■ **Material supplied**

—————

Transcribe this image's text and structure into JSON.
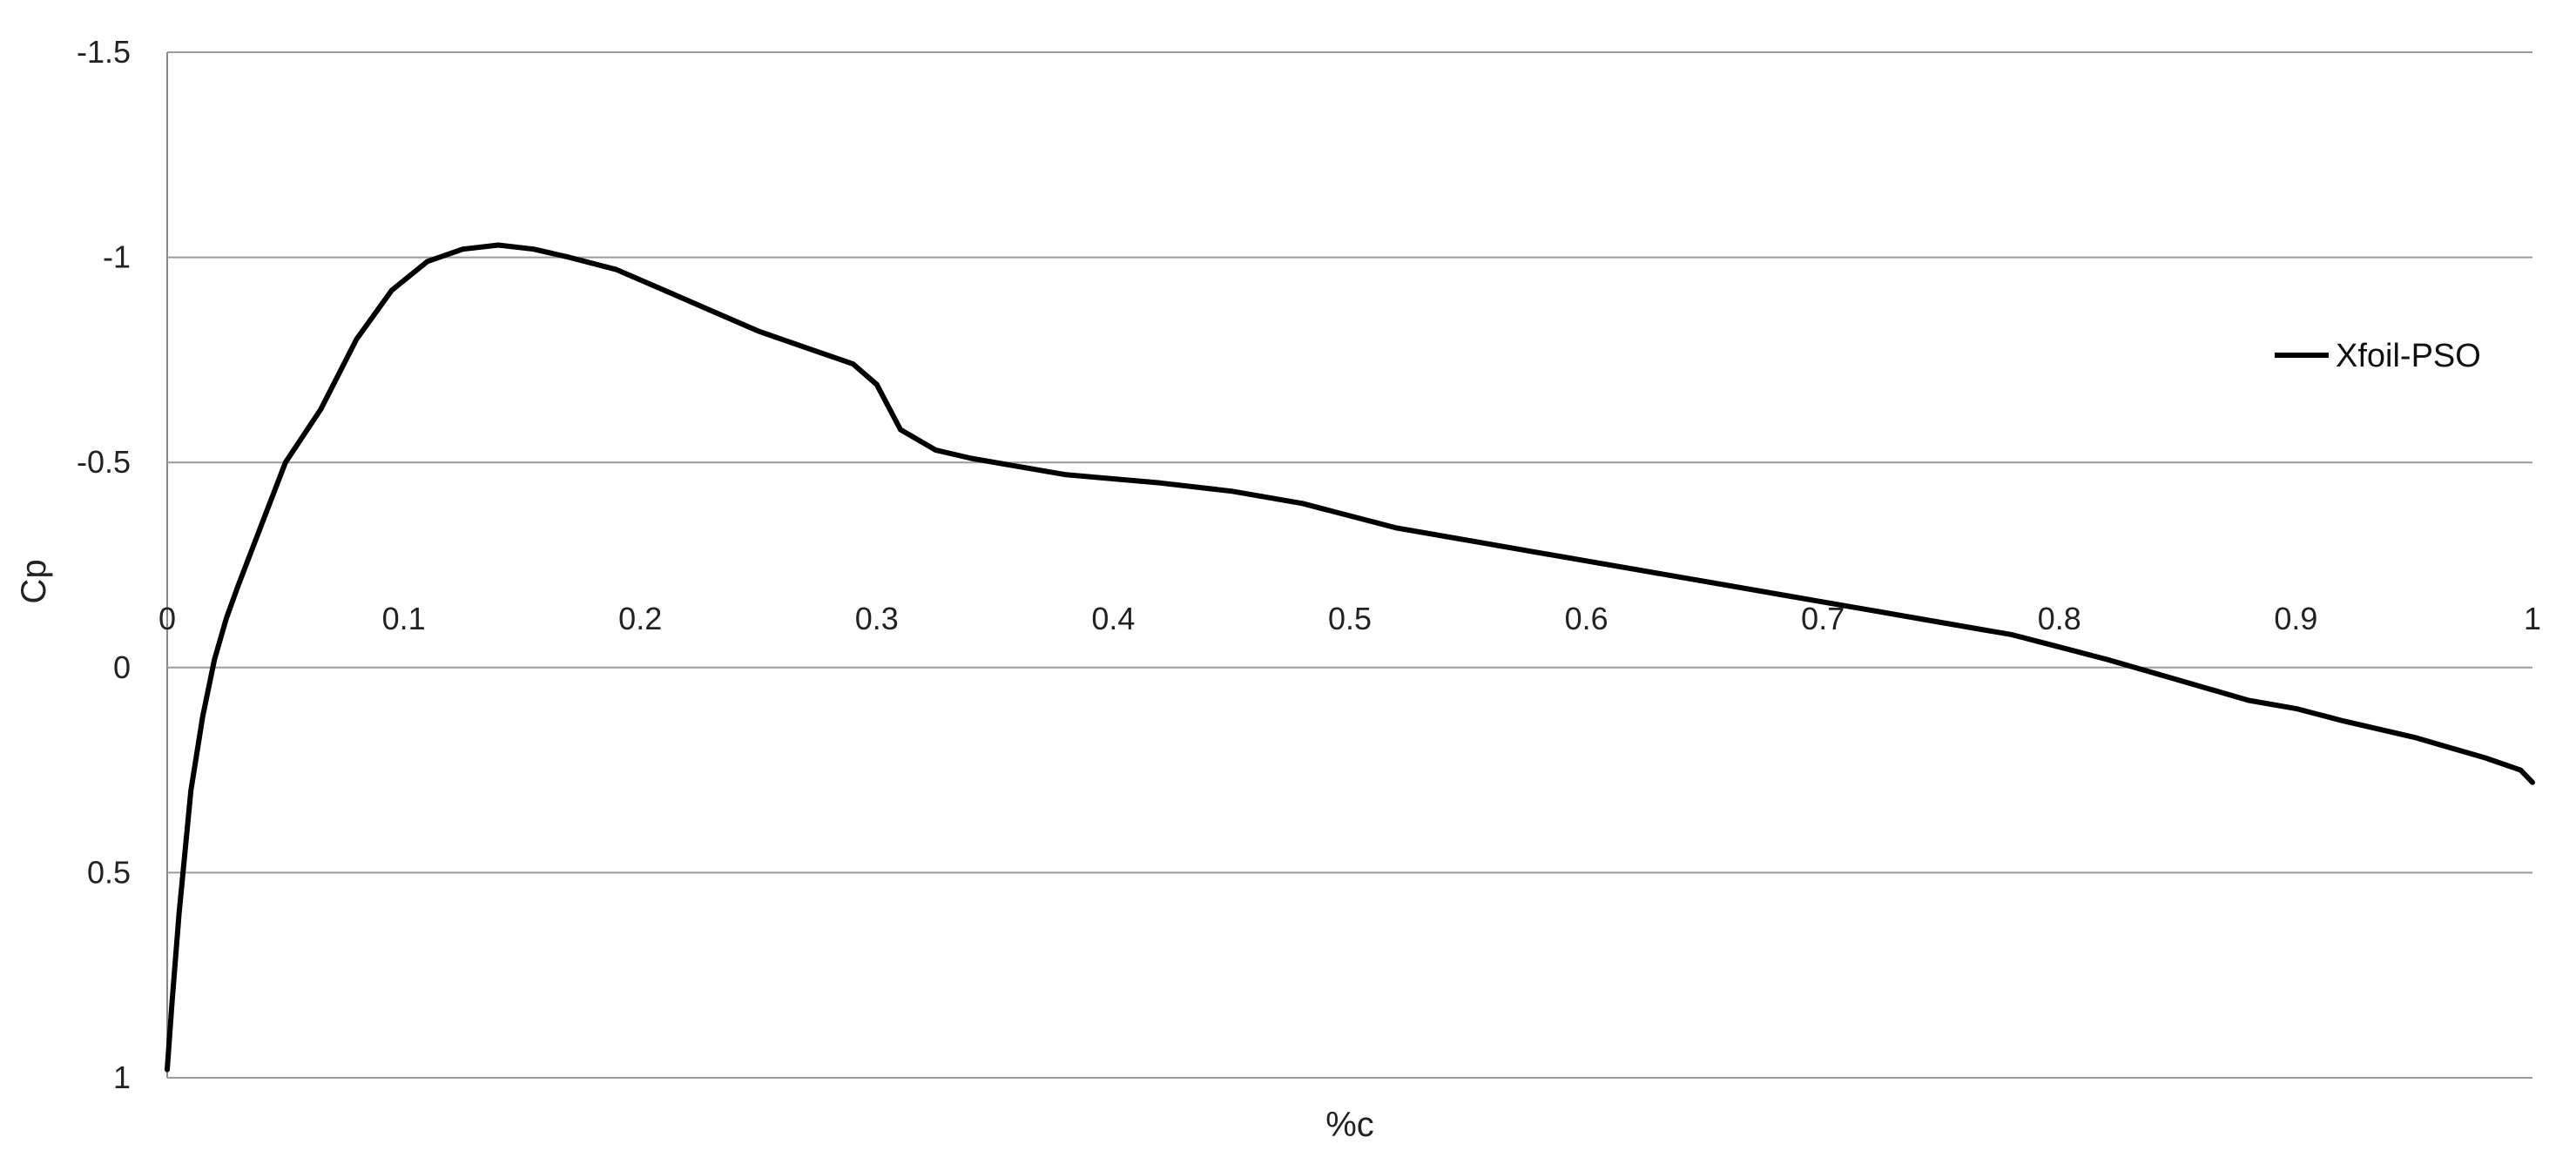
{
  "chart_data": {
    "type": "line",
    "title": "",
    "xlabel": "%c",
    "ylabel": "Cp",
    "xlim": [
      0,
      1
    ],
    "ylim": [
      -1.5,
      1
    ],
    "y_axis_inverted": true,
    "grid": "horizontal",
    "legend_position": "right",
    "x_ticks": [
      "0",
      "0.1",
      "0.2",
      "0.3",
      "0.4",
      "0.5",
      "0.6",
      "0.7",
      "0.8",
      "0.9",
      "1"
    ],
    "y_ticks": [
      "-1.5",
      "-1",
      "-0.5",
      "0",
      "0.5",
      "1"
    ],
    "series": [
      {
        "name": "Xfoil-PSO",
        "color": "#000000",
        "x": [
          0.0,
          0.002,
          0.005,
          0.01,
          0.015,
          0.02,
          0.025,
          0.03,
          0.04,
          0.05,
          0.065,
          0.08,
          0.095,
          0.11,
          0.125,
          0.14,
          0.155,
          0.17,
          0.19,
          0.21,
          0.23,
          0.25,
          0.27,
          0.29,
          0.3,
          0.31,
          0.325,
          0.34,
          0.36,
          0.38,
          0.4,
          0.42,
          0.45,
          0.48,
          0.5,
          0.52,
          0.55,
          0.58,
          0.6,
          0.62,
          0.65,
          0.68,
          0.7,
          0.72,
          0.75,
          0.78,
          0.8,
          0.82,
          0.85,
          0.88,
          0.9,
          0.92,
          0.95,
          0.98,
          0.995,
          1.0
        ],
        "values": [
          0.98,
          0.82,
          0.6,
          0.3,
          0.12,
          -0.02,
          -0.12,
          -0.2,
          -0.35,
          -0.5,
          -0.63,
          -0.8,
          -0.92,
          -0.99,
          -1.02,
          -1.03,
          -1.02,
          -1.0,
          -0.97,
          -0.92,
          -0.87,
          -0.82,
          -0.78,
          -0.74,
          -0.69,
          -0.58,
          -0.53,
          -0.51,
          -0.49,
          -0.47,
          -0.46,
          -0.45,
          -0.43,
          -0.4,
          -0.37,
          -0.34,
          -0.31,
          -0.28,
          -0.26,
          -0.24,
          -0.21,
          -0.18,
          -0.16,
          -0.14,
          -0.11,
          -0.08,
          -0.05,
          -0.02,
          0.03,
          0.08,
          0.1,
          0.13,
          0.17,
          0.22,
          0.25,
          0.28
        ]
      }
    ]
  }
}
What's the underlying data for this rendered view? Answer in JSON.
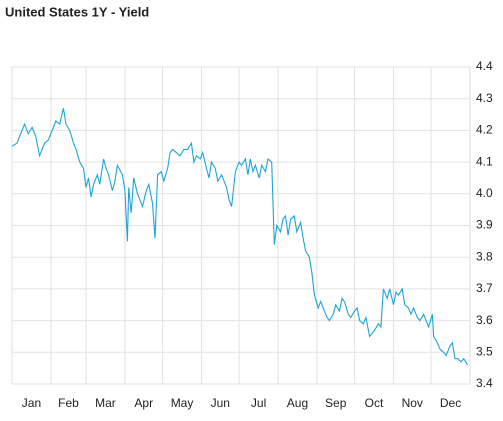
{
  "chart_data": {
    "type": "line",
    "title": "United States 1Y - Yield",
    "x": [
      0,
      4,
      8,
      10,
      13,
      16,
      19,
      22,
      26,
      29,
      32,
      35,
      38,
      41,
      43,
      46,
      49,
      51,
      54,
      57,
      59,
      61,
      63,
      65,
      68,
      70,
      73,
      75,
      77,
      80,
      82,
      84,
      88,
      90,
      92,
      93,
      95,
      97,
      100,
      102,
      104,
      107,
      109,
      112,
      114,
      116,
      119,
      121,
      124,
      126,
      128,
      131,
      134,
      137,
      140,
      143,
      145,
      147,
      150,
      152,
      155,
      157,
      159,
      162,
      164,
      167,
      171,
      173,
      175,
      178,
      181,
      183,
      186,
      188,
      190,
      192,
      194,
      197,
      199,
      202,
      204,
      207,
      209,
      211,
      214,
      216,
      218,
      220,
      222,
      225,
      227,
      230,
      232,
      234,
      237,
      239,
      241,
      244,
      246,
      249,
      251,
      253,
      256,
      258,
      261,
      263,
      265,
      268,
      270,
      273,
      275,
      277,
      280,
      282,
      285,
      287,
      289,
      292,
      294,
      296,
      299,
      301,
      304,
      306,
      308,
      311,
      313,
      316,
      318,
      320,
      323,
      325,
      328,
      330,
      332,
      335,
      336,
      339,
      341,
      344,
      346,
      349,
      351,
      353,
      355,
      358,
      360,
      363
    ],
    "series": [
      {
        "color": "#1ea4d8",
        "values": [
          4.15,
          4.16,
          4.2,
          4.22,
          4.19,
          4.21,
          4.18,
          4.12,
          4.16,
          4.17,
          4.2,
          4.23,
          4.22,
          4.27,
          4.22,
          4.2,
          4.16,
          4.14,
          4.1,
          4.08,
          4.02,
          4.05,
          3.99,
          4.03,
          4.06,
          4.03,
          4.11,
          4.08,
          4.06,
          4.01,
          4.04,
          4.09,
          4.06,
          4.01,
          3.85,
          4.02,
          3.94,
          4.05,
          4.0,
          3.98,
          3.96,
          4.01,
          4.03,
          3.97,
          3.86,
          4.06,
          4.07,
          4.04,
          4.08,
          4.13,
          4.14,
          4.13,
          4.12,
          4.14,
          4.14,
          4.16,
          4.1,
          4.12,
          4.11,
          4.13,
          4.08,
          4.05,
          4.1,
          4.08,
          4.04,
          4.06,
          4.02,
          3.98,
          3.96,
          4.07,
          4.1,
          4.09,
          4.11,
          4.06,
          4.11,
          4.07,
          4.09,
          4.05,
          4.09,
          4.07,
          4.11,
          4.1,
          3.84,
          3.9,
          3.88,
          3.92,
          3.93,
          3.87,
          3.92,
          3.93,
          3.88,
          3.91,
          3.86,
          3.82,
          3.8,
          3.75,
          3.68,
          3.64,
          3.66,
          3.63,
          3.61,
          3.6,
          3.62,
          3.65,
          3.63,
          3.67,
          3.66,
          3.62,
          3.61,
          3.63,
          3.64,
          3.6,
          3.59,
          3.61,
          3.55,
          3.56,
          3.57,
          3.59,
          3.58,
          3.7,
          3.67,
          3.7,
          3.65,
          3.69,
          3.68,
          3.7,
          3.65,
          3.64,
          3.62,
          3.64,
          3.61,
          3.6,
          3.62,
          3.6,
          3.58,
          3.62,
          3.55,
          3.53,
          3.51,
          3.5,
          3.49,
          3.52,
          3.53,
          3.48,
          3.48,
          3.47,
          3.48,
          3.46
        ]
      }
    ],
    "xlim": [
      0,
      365
    ],
    "xticks": [
      {
        "value": 0,
        "label": "Jan"
      },
      {
        "value": 31,
        "label": "Feb"
      },
      {
        "value": 59,
        "label": "Mar"
      },
      {
        "value": 90,
        "label": "Apr"
      },
      {
        "value": 120,
        "label": "May"
      },
      {
        "value": 151,
        "label": "Jun"
      },
      {
        "value": 181,
        "label": "Jul"
      },
      {
        "value": 212,
        "label": "Aug"
      },
      {
        "value": 243,
        "label": "Sep"
      },
      {
        "value": 273,
        "label": "Oct"
      },
      {
        "value": 304,
        "label": "Nov"
      },
      {
        "value": 334,
        "label": "Dec"
      }
    ],
    "ylim": [
      3.4,
      4.4
    ],
    "yticks": [
      3.4,
      3.5,
      3.6,
      3.7,
      3.8,
      3.9,
      {
        "value": 4,
        "label": "4.0"
      },
      4.1,
      4.2,
      4.3,
      4.4
    ],
    "grid": true
  }
}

—————

■ **Aim**
Make an exact copy of all entries above, dropping the images.

■ **Reply**
Transcribe this image's text and structure into JSON.
{
  "chart_data": {
    "type": "line",
    "title": "",
    "xlabel": "%c",
    "ylabel": "Cp",
    "xlim": [
      0,
      1
    ],
    "ylim": [
      -1.5,
      1
    ],
    "y_axis_inverted": true,
    "grid": "horizontal",
    "legend_position": "right",
    "x_ticks": [
      "0",
      "0.1",
      "0.2",
      "0.3",
      "0.4",
      "0.5",
      "0.6",
      "0.7",
      "0.8",
      "0.9",
      "1"
    ],
    "y_ticks": [
      "-1.5",
      "-1",
      "-0.5",
      "0",
      "0.5",
      "1"
    ],
    "series": [
      {
        "name": "Xfoil-PSO",
        "color": "#000000",
        "x": [
          0.0,
          0.002,
          0.005,
          0.01,
          0.015,
          0.02,
          0.025,
          0.03,
          0.04,
          0.05,
          0.065,
          0.08,
          0.095,
          0.11,
          0.125,
          0.14,
          0.155,
          0.17,
          0.19,
          0.21,
          0.23,
          0.25,
          0.27,
          0.29,
          0.3,
          0.31,
          0.325,
          0.34,
          0.36,
          0.38,
          0.4,
          0.42,
          0.45,
          0.48,
          0.5,
          0.52,
          0.55,
          0.58,
          0.6,
          0.62,
          0.65,
          0.68,
          0.7,
          0.72,
          0.75,
          0.78,
          0.8,
          0.82,
          0.85,
          0.88,
          0.9,
          0.92,
          0.95,
          0.98,
          0.995,
          1.0
        ],
        "values": [
          0.98,
          0.82,
          0.6,
          0.3,
          0.12,
          -0.02,
          -0.12,
          -0.2,
          -0.35,
          -0.5,
          -0.63,
          -0.8,
          -0.92,
          -0.99,
          -1.02,
          -1.03,
          -1.02,
          -1.0,
          -0.97,
          -0.92,
          -0.87,
          -0.82,
          -0.78,
          -0.74,
          -0.69,
          -0.58,
          -0.53,
          -0.51,
          -0.49,
          -0.47,
          -0.46,
          -0.45,
          -0.43,
          -0.4,
          -0.37,
          -0.34,
          -0.31,
          -0.28,
          -0.26,
          -0.24,
          -0.21,
          -0.18,
          -0.16,
          -0.14,
          -0.11,
          -0.08,
          -0.05,
          -0.02,
          0.03,
          0.08,
          0.1,
          0.13,
          0.17,
          0.22,
          0.25,
          0.28
        ]
      }
    ]
  }
}
What's the underlying data for this rendered view? Answer in JSON.
{
  "chart_data": {
    "type": "line",
    "title": "United States 1Y - Yield",
    "x": [
      0,
      4,
      8,
      10,
      13,
      16,
      19,
      22,
      26,
      29,
      32,
      35,
      38,
      41,
      43,
      46,
      49,
      51,
      54,
      57,
      59,
      61,
      63,
      65,
      68,
      70,
      73,
      75,
      77,
      80,
      82,
      84,
      88,
      90,
      92,
      93,
      95,
      97,
      100,
      102,
      104,
      107,
      109,
      112,
      114,
      116,
      119,
      121,
      124,
      126,
      128,
      131,
      134,
      137,
      140,
      143,
      145,
      147,
      150,
      152,
      155,
      157,
      159,
      162,
      164,
      167,
      171,
      173,
      175,
      178,
      181,
      183,
      186,
      188,
      190,
      192,
      194,
      197,
      199,
      202,
      204,
      207,
      209,
      211,
      214,
      216,
      218,
      220,
      222,
      225,
      227,
      230,
      232,
      234,
      237,
      239,
      241,
      244,
      246,
      249,
      251,
      253,
      256,
      258,
      261,
      263,
      265,
      268,
      270,
      273,
      275,
      277,
      280,
      282,
      285,
      287,
      289,
      292,
      294,
      296,
      299,
      301,
      304,
      306,
      308,
      311,
      313,
      316,
      318,
      320,
      323,
      325,
      328,
      330,
      332,
      335,
      336,
      339,
      341,
      344,
      346,
      349,
      351,
      353,
      355,
      358,
      360,
      363
    ],
    "series": [
      {
        "color": "#1ea4d8",
        "values": [
          4.15,
          4.16,
          4.2,
          4.22,
          4.19,
          4.21,
          4.18,
          4.12,
          4.16,
          4.17,
          4.2,
          4.23,
          4.22,
          4.27,
          4.22,
          4.2,
          4.16,
          4.14,
          4.1,
          4.08,
          4.02,
          4.05,
          3.99,
          4.03,
          4.06,
          4.03,
          4.11,
          4.08,
          4.06,
          4.01,
          4.04,
          4.09,
          4.06,
          4.01,
          3.85,
          4.02,
          3.94,
          4.05,
          4.0,
          3.98,
          3.96,
          4.01,
          4.03,
          3.97,
          3.86,
          4.06,
          4.07,
          4.04,
          4.08,
          4.13,
          4.14,
          4.13,
          4.12,
          4.14,
          4.14,
          4.16,
          4.1,
          4.12,
          4.11,
          4.13,
          4.08,
          4.05,
          4.1,
          4.08,
          4.04,
          4.06,
          4.02,
          3.98,
          3.96,
          4.07,
          4.1,
          4.09,
          4.11,
          4.06,
          4.11,
          4.07,
          4.09,
          4.05,
          4.09,
          4.07,
          4.11,
          4.1,
          3.84,
          3.9,
          3.88,
          3.92,
          3.93,
          3.87,
          3.92,
          3.93,
          3.88,
          3.91,
          3.86,
          3.82,
          3.8,
          3.75,
          3.68,
          3.64,
          3.66,
          3.63,
          3.61,
          3.6,
          3.62,
          3.65,
          3.63,
          3.67,
          3.66,
          3.62,
          3.61,
          3.63,
          3.64,
          3.6,
          3.59,
          3.61,
          3.55,
          3.56,
          3.57,
          3.59,
          3.58,
          3.7,
          3.67,
          3.7,
          3.65,
          3.69,
          3.68,
          3.7,
          3.65,
          3.64,
          3.62,
          3.64,
          3.61,
          3.6,
          3.62,
          3.6,
          3.58,
          3.62,
          3.55,
          3.53,
          3.51,
          3.5,
          3.49,
          3.52,
          3.53,
          3.48,
          3.48,
          3.47,
          3.48,
          3.46
        ]
      }
    ],
    "xlim": [
      0,
      365
    ],
    "xticks": [
      {
        "value": 0,
        "label": "Jan"
      },
      {
        "value": 31,
        "label": "Feb"
      },
      {
        "value": 59,
        "label": "Mar"
      },
      {
        "value": 90,
        "label": "Apr"
      },
      {
        "value": 120,
        "label": "May"
      },
      {
        "value": 151,
        "label": "Jun"
      },
      {
        "value": 181,
        "label": "Jul"
      },
      {
        "value": 212,
        "label": "Aug"
      },
      {
        "value": 243,
        "label": "Sep"
      },
      {
        "value": 273,
        "label": "Oct"
      },
      {
        "value": 304,
        "label": "Nov"
      },
      {
        "value": 334,
        "label": "Dec"
      }
    ],
    "ylim": [
      3.4,
      4.4
    ],
    "yticks": [
      3.4,
      3.5,
      3.6,
      3.7,
      3.8,
      3.9,
      {
        "value": 4,
        "label": "4.0"
      },
      4.1,
      4.2,
      4.3,
      4.4
    ],
    "grid": true
  }
}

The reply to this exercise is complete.